— Task requirements —
Write out, precisely and in full, each line of the material.

◆ ◆ ◆ ◆ ◆

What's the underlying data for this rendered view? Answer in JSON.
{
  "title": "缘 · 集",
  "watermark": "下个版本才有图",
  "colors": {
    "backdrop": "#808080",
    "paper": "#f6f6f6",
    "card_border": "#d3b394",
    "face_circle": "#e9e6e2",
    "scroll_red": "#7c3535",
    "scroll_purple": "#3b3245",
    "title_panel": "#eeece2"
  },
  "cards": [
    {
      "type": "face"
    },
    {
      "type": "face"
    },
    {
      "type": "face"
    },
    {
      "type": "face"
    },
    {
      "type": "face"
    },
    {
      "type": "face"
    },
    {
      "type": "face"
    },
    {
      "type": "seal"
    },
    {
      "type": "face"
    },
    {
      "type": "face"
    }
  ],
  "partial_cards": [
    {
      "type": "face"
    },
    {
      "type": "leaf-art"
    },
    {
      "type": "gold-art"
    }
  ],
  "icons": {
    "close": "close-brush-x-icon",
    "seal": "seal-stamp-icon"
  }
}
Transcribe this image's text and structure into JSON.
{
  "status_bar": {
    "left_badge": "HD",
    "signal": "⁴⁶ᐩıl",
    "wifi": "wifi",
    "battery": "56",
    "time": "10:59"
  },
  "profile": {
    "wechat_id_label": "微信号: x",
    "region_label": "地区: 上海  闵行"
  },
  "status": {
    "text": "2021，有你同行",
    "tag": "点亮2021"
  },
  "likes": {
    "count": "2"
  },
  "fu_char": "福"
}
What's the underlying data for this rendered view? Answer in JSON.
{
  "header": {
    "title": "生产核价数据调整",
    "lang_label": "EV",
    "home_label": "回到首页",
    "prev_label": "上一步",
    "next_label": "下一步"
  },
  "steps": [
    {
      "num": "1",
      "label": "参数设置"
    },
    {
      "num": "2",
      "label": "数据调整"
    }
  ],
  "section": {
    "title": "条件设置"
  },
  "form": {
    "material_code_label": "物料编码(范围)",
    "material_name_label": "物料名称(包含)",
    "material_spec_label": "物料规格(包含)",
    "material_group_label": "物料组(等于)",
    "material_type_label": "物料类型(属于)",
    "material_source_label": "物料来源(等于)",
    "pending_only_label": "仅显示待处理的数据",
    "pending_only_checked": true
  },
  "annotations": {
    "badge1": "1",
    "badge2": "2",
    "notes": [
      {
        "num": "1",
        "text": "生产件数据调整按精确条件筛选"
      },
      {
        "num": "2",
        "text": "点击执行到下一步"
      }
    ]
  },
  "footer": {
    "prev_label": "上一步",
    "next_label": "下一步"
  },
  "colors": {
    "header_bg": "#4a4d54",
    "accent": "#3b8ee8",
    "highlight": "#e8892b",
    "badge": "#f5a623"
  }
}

◆ ◆ ◆ ◆ ◆

— Correct result —
What's the underlying data for this rendered view? Answer in JSON.
{
  "title": "缘 · 集",
  "watermark": "下个版本才有图",
  "colors": {
    "backdrop": "#808080",
    "paper": "#f6f6f6",
    "card_border": "#d3b394",
    "face_circle": "#e9e6e2",
    "scroll_red": "#7c3535",
    "scroll_purple": "#3b3245",
    "title_panel": "#eeece2"
  },
  "cards": [
    {
      "type": "face"
    },
    {
      "type": "face"
    },
    {
      "type": "face"
    },
    {
      "type": "face"
    },
    {
      "type": "face"
    },
    {
      "type": "face"
    },
    {
      "type": "face"
    },
    {
      "type": "seal"
    },
    {
      "type": "face"
    },
    {
      "type": "face"
    }
  ],
  "partial_cards": [
    {
      "type": "face"
    },
    {
      "type": "leaf-art"
    },
    {
      "type": "gold-art"
    }
  ],
  "icons": {
    "close": "close-brush-x-icon",
    "seal": "seal-stamp-icon"
  }
}
Transcribe this image's text and structure into JSON.
{
  "status_bar": {
    "left_badge": "HD",
    "signal": "⁴⁶ᐩıl",
    "wifi": "wifi",
    "battery": "56",
    "time": "10:59"
  },
  "profile": {
    "wechat_id_label": "微信号: x",
    "region_label": "地区: 上海  闵行"
  },
  "status": {
    "text": "2021，有你同行",
    "tag": "点亮2021"
  },
  "likes": {
    "count": "2"
  },
  "fu_char": "福"
}
What's the underlying data for this rendered view? Answer in JSON.
{
  "header": {
    "title": "生产核价数据调整",
    "lang_label": "EV",
    "home_label": "回到首页",
    "prev_label": "上一步",
    "next_label": "下一步"
  },
  "steps": [
    {
      "num": "1",
      "label": "参数设置"
    },
    {
      "num": "2",
      "label": "数据调整"
    }
  ],
  "section": {
    "title": "条件设置"
  },
  "form": {
    "material_code_label": "物料编码(范围)",
    "material_name_label": "物料名称(包含)",
    "material_spec_label": "物料规格(包含)",
    "material_group_label": "物料组(等于)",
    "material_type_label": "物料类型(属于)",
    "material_source_label": "物料来源(等于)",
    "pending_only_label": "仅显示待处理的数据",
    "pending_only_checked": true
  },
  "annotations": {
    "badge1": "1",
    "badge2": "2",
    "notes": [
      {
        "num": "1",
        "text": "生产件数据调整按精确条件筛选"
      },
      {
        "num": "2",
        "text": "点击执行到下一步"
      }
    ]
  },
  "footer": {
    "prev_label": "上一步",
    "next_label": "下一步"
  },
  "colors": {
    "header_bg": "#4a4d54",
    "accent": "#3b8ee8",
    "highlight": "#e8892b",
    "badge": "#f5a623"
  }
}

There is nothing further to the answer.